Assignment: Repeat everything in the data exactly except images.

Extracted entries:
*** Block opens ***
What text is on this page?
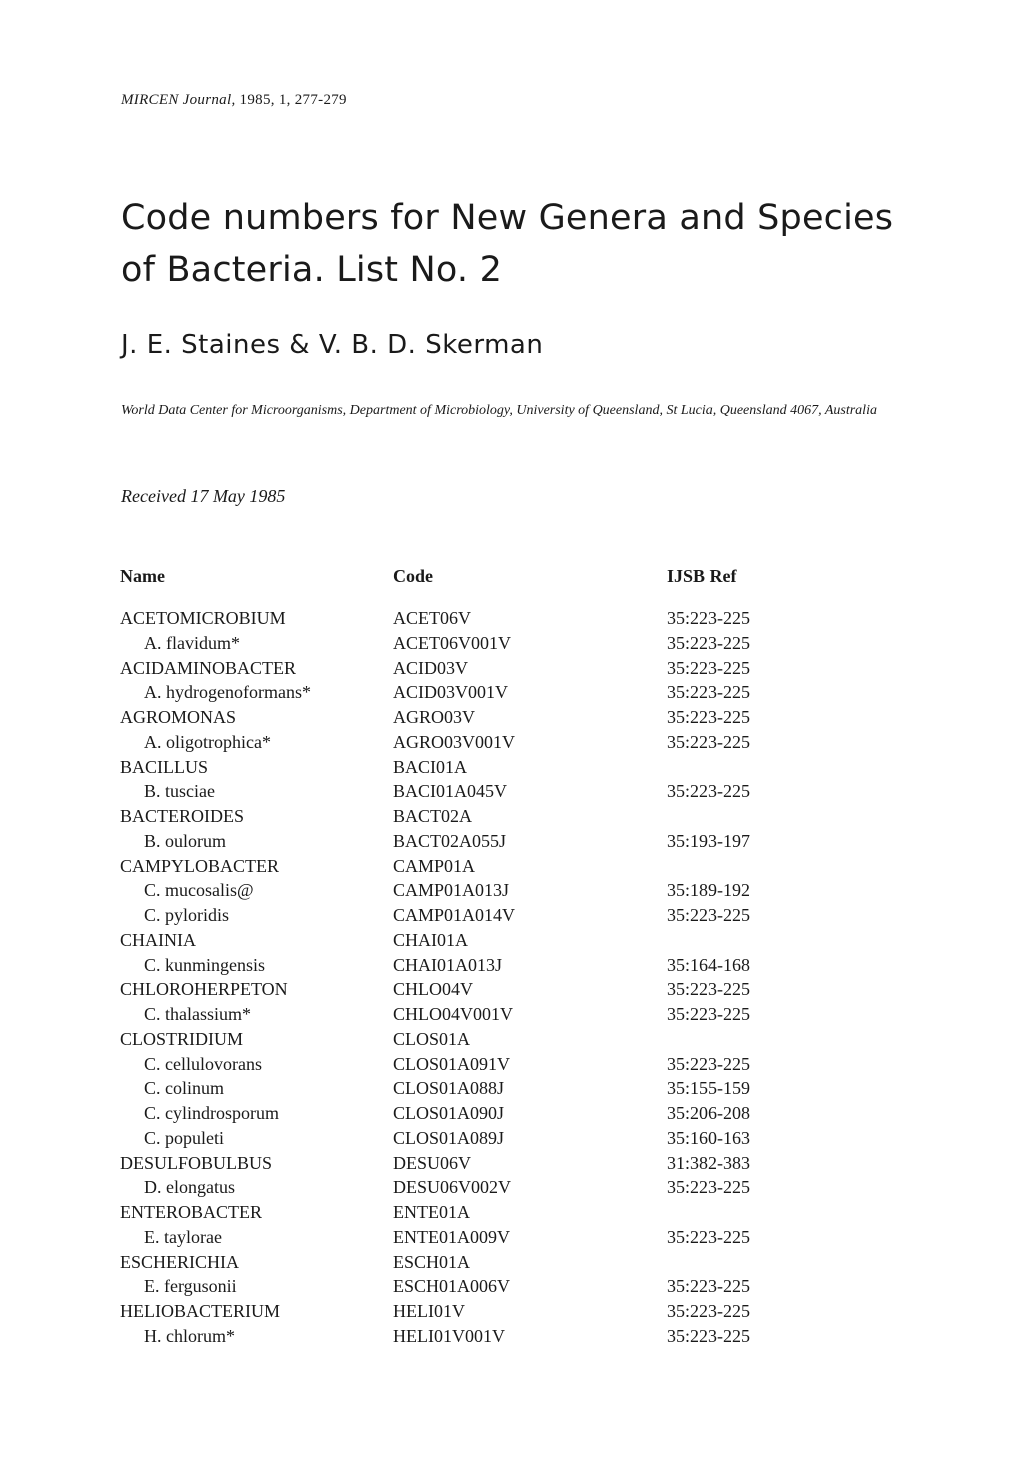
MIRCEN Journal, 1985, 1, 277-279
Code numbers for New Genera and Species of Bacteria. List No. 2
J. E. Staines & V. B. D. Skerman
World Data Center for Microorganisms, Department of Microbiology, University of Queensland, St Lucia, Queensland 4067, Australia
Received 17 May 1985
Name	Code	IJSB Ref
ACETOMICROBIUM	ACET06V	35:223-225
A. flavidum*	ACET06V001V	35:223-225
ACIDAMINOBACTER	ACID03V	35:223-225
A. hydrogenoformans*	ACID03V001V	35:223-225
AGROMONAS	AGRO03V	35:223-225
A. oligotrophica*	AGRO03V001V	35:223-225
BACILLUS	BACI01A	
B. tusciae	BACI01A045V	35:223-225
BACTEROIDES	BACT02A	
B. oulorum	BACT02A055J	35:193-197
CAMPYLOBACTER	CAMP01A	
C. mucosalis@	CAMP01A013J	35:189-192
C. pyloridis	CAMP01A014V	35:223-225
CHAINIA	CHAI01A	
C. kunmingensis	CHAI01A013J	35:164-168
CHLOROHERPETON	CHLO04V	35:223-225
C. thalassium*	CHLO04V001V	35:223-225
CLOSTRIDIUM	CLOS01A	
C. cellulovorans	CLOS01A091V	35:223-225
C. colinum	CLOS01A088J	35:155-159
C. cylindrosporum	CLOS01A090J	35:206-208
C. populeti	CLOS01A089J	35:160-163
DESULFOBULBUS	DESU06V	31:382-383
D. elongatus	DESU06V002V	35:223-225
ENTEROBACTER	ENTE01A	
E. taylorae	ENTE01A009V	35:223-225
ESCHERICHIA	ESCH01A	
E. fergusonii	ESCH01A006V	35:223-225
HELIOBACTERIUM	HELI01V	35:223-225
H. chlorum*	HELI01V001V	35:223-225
*** Block closes ***
Finished task:
What text is on this page?
MIRCEN Journal, 1985, 1, 277-279
Code numbers for New Genera and Species of Bacteria. List No. 2
J. E. Staines & V. B. D. Skerman
World Data Center for Microorganisms, Department of Microbiology, University of Queensland, St Lucia, Queensland 4067, Australia
Received 17 May 1985
Name	Code	IJSB Ref
ACETOMICROBIUM	ACET06V	35:223-225
A. flavidum*	ACET06V001V	35:223-225
ACIDAMINOBACTER	ACID03V	35:223-225
A. hydrogenoformans*	ACID03V001V	35:223-225
AGROMONAS	AGRO03V	35:223-225
A. oligotrophica*	AGRO03V001V	35:223-225
BACILLUS	BACI01A	
B. tusciae	BACI01A045V	35:223-225
BACTEROIDES	BACT02A	
B. oulorum	BACT02A055J	35:193-197
CAMPYLOBACTER	CAMP01A	
C. mucosalis@	CAMP01A013J	35:189-192
C. pyloridis	CAMP01A014V	35:223-225
CHAINIA	CHAI01A	
C. kunmingensis	CHAI01A013J	35:164-168
CHLOROHERPETON	CHLO04V	35:223-225
C. thalassium*	CHLO04V001V	35:223-225
CLOSTRIDIUM	CLOS01A	
C. cellulovorans	CLOS01A091V	35:223-225
C. colinum	CLOS01A088J	35:155-159
C. cylindrosporum	CLOS01A090J	35:206-208
C. populeti	CLOS01A089J	35:160-163
DESULFOBULBUS	DESU06V	31:382-383
D. elongatus	DESU06V002V	35:223-225
ENTEROBACTER	ENTE01A	
E. taylorae	ENTE01A009V	35:223-225
ESCHERICHIA	ESCH01A	
E. fergusonii	ESCH01A006V	35:223-225
HELIOBACTERIUM	HELI01V	35:223-225
H. chlorum*	HELI01V001V	35:223-225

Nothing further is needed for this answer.